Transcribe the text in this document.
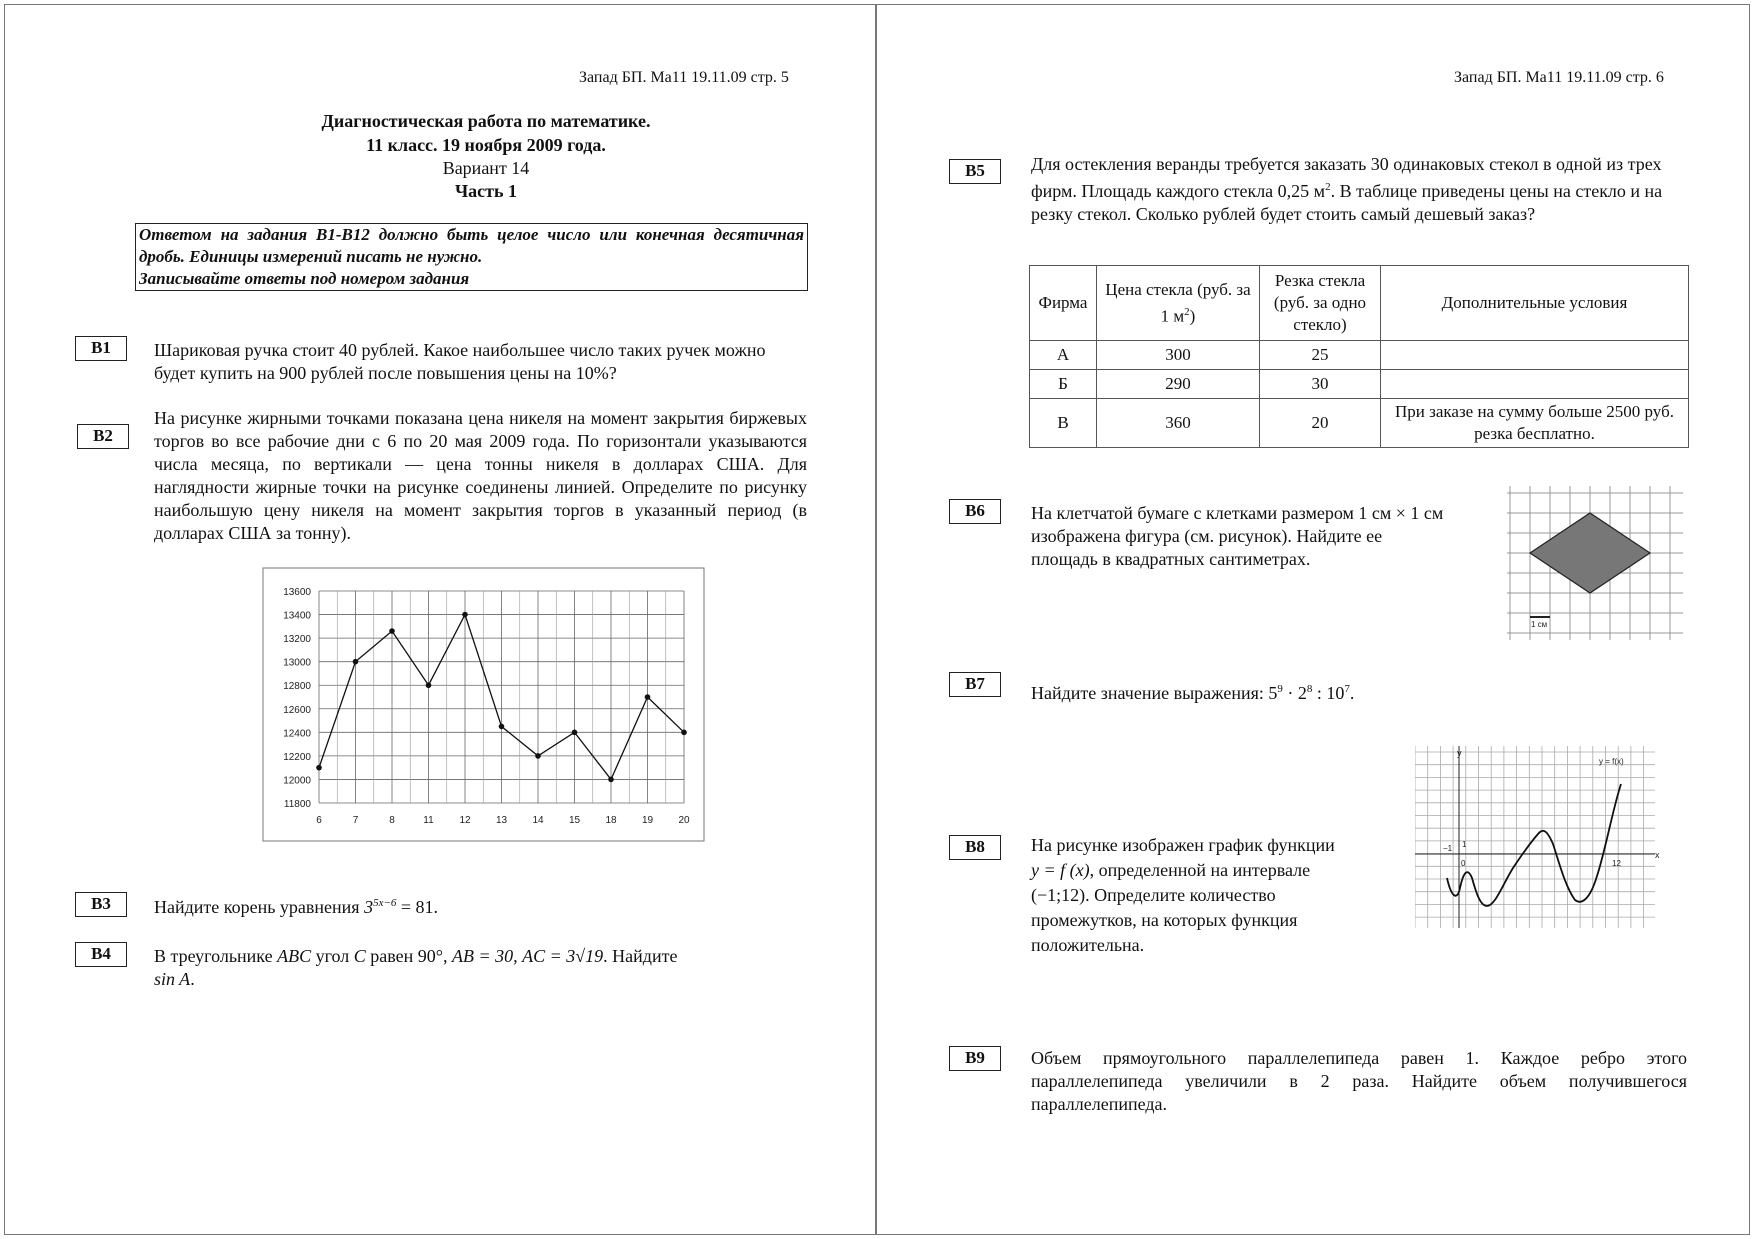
Запад БП. Ма11 19.11.09 стр. 5
Диагностическая работа по математике.
11 класс. 19 ноября 2009 года.
Вариант 14
Часть 1
Ответом на задания В1-В12 должно быть целое число или конечная десятичная дробь. Единицы измерений писать не нужно.
Записывайте ответы под номером задания
B1	Шариковая ручка стоит 40 рублей. Какое наибольшее число таких ручек можно будет купить на 900 рублей после повышения цены на 10%?
B2
На рисунке жирными точками показана цена никеля на момент закрытия биржевых торгов во все рабочие дни с 6 по 20 мая 2009 года. По горизонтали указываются числа месяца, по вертикали — цена тонны никеля в долларах США. Для наглядности жирные точки на рисунке соединены линией. Определите по рисунку наибольшую цену никеля на момент закрытия торгов в указанный период (в долларах США за тонну).
11800
12000
12200
12400
12600
12800
13000
13200
13400
13600
6	7	8	11	12	13	14	15	18	19	20
B3	Найдите корень уравнения $3^{5x-6} = 81$.
B4	В треугольнике ABC угол C равен 90°, AB = 30, AC = 3√19. Найдите
sin A.
Запад БП. Ма11 19.11.09 стр. 6
B5	Для остекления веранды требуется заказать 30 одинаковых стекол в одной из трех фирм. Площадь каждого стекла 0,25 $м^2$. В таблице приведены цены на стекло и на резку стекол. Сколько рублей будет стоить самый дешевый заказ?
Фирма	Цена стекла (руб. за 1 $м^2$)	Резка стекла (руб. за одно стекло)	Дополнительные условия
А	300	25	
Б	290	30	
В	360	20	При заказе на сумму больше 2500 руб. резка бесплатно.
B6	На клетчатой бумаге с клетками размером 1 см × 1 см изображена фигура (см. рисунок). Найдите ее площадь в квадратных сантиметрах.
1 см
B7	Найдите значение выражения: $5^9 \cdot 2^8$ : $10^7$.
B8	На рисунке изображен график функции
y = f (x), определенной на интервале
(−1;12). Определите количество
промежутков, на которых функция
положительна.
y
y = f(x)
x
−1
0
1
12
B9	Объем прямоугольного параллелепипеда равен 1. Каждое ребро этого параллелепипеда увеличили в 2 раза. Найдите объем получившегося параллелепипеда.
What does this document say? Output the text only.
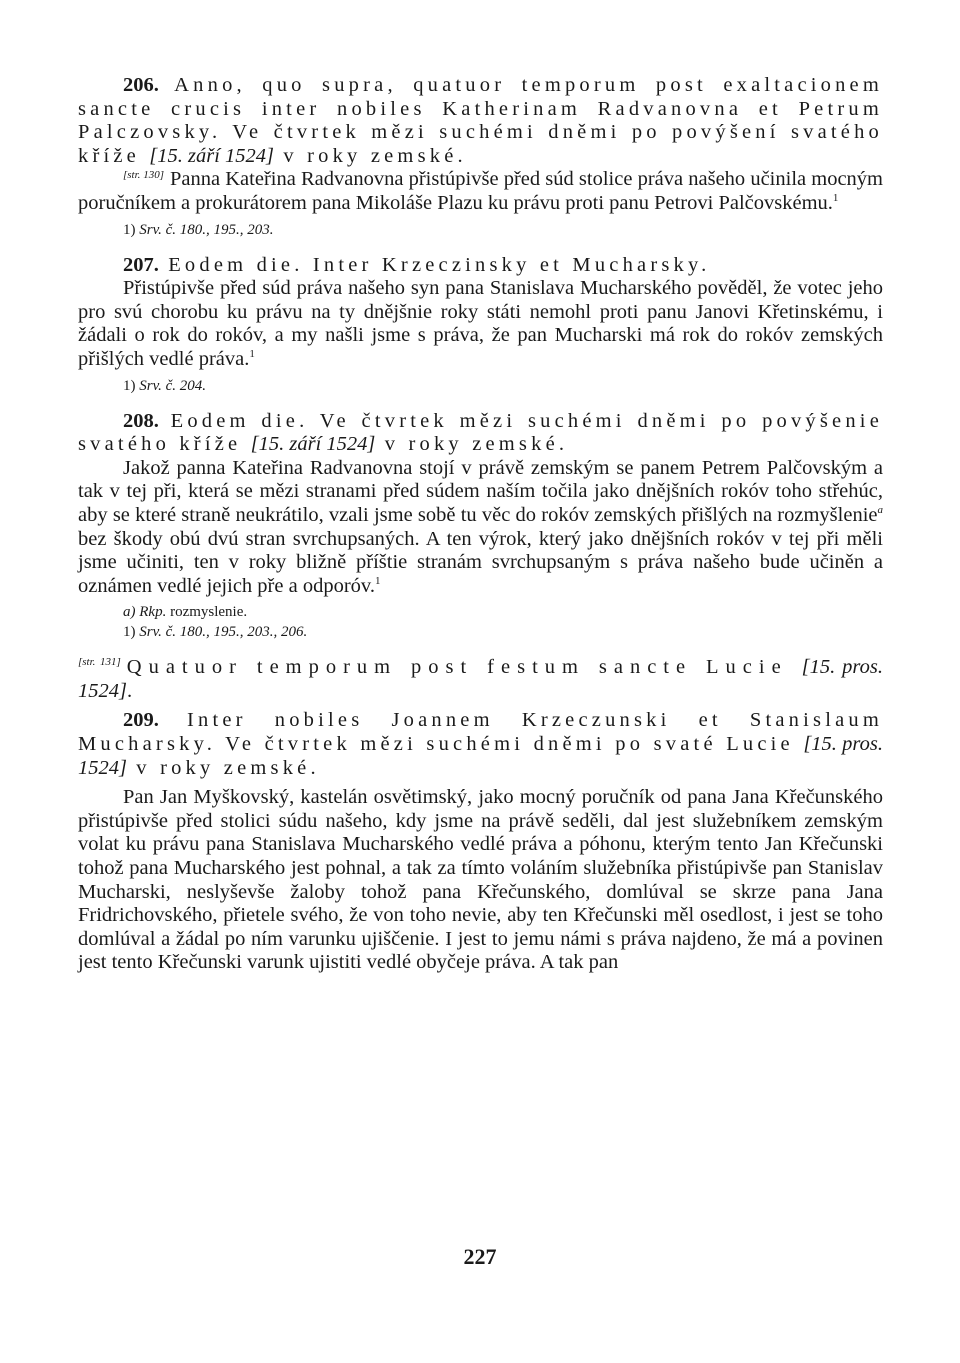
206. Anno, quo supra, quatuor temporum post exaltacionem sancte crucis inter nobiles Katherinam Radvanovna et Petrum Palczovsky. Ve čtvrtek mězi suchémi dněmi po povýšení svatého kříže [15. září 1524] v roky zemské.

[str. 130] Panna Kateřina Radvanovna přistúpivše před súd stolice práva našeho učinila mocným poručníkem a prokurátorem pana Mikoláše Plazu ku právu proti panu Petrovi Palčovskému.$^1$

1) Srv. č. 180., 195., 203.

207. Eodem die. Inter Krzeczinsky et Mucharsky.

Přistúpivše před súd práva našeho syn pana Stanislava Mucharského pověděl, že votec jeho pro svú chorobu ku právu na ty dnějšnie roky státi nemohl proti panu Janovi Křetinskému, i žádali o rok do rokóv, a my našli jsme s práva, že pan Mucharski má rok do rokóv zemských přišlých vedlé práva.$^1$

1) Srv. č. 204.

208. Eodem die. Ve čtvrtek mězi suchémi dněmi po povýšenie svatého kříže [15. září 1524] v roky zemské.

Jakož panna Kateřina Radvanovna stojí v právě zemským se panem Petrem Palčovským a tak v tej při, která se mězi stranami před súdem naším točila jako dnějšních rokóv toho střehúc, aby se které straně neukrátilo, vzali jsme sobě tu věc do rokóv zemských přišlých na rozmyšlenie$^a$ bez škody obú dvú stran svrchupsaných. A ten výrok, který jako dnějšních rokóv v tej při měli jsme učiniti, ten v roky bližně příštie stranám svrchupsaným s práva našeho bude učiněn a oznámen vedlé jejich pře a odporóv.$^1$

a) Rkp. rozmyslenie.

1) Srv. č. 180., 195., 203., 206.

[str. 131] Quatuor temporum post festum sancte Lucie [15. pros. 1524].

209. Inter nobiles Joannem Krzeczunski et Stanislaum Mucharsky. Ve čtvrtek mězi suchémi dněmi po svaté Lucie [15. pros. 1524] v roky zemské.

Pan Jan Myškovský, kastelán osvětimský, jako mocný poručník od pana Jana Křečunského přistúpivše před stolici súdu našeho, kdy jsme na právě seděli, dal jest služebníkem zemským volat ku právu pana Stanislava Mucharského vedlé práva a póhonu, kterým tento Jan Křečunski tohož pana Mucharského jest pohnal, a tak za tímto voláním služebníka přistúpivše pan Stanislav Mucharski, neslyševše žaloby tohož pana Křečunského, domlúval se skrze pana Jana Fridrichovského, přietele svého, že von toho nevie, aby ten Křečunski měl osedlost, i jest se toho domlúval a žádal po ním varunku ujiščenie. I jest to jemu námi s práva najdeno, že má a povinen jest tento Křečunski varunk ujistiti vedlé obyčeje práva. A tak pan

227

--

From the entries above, extract every line where the word "Определите" appears.

EXERCISE RESPONSE:
На рисунке жирными точками показана цена никеля на момент закрытия биржевых торгов во все рабочие дни с 6 по 20 мая 2009 года. По горизонтали указываются числа месяца, по вертикали — цена тонны никеля в долларах США. Для наглядности жирные точки на рисунке соединены линией. Определите по рисунку наибольшую цену никеля на момент закрытия торгов в указанный период (в долларах США за тонну).
(−1;12). Определите количество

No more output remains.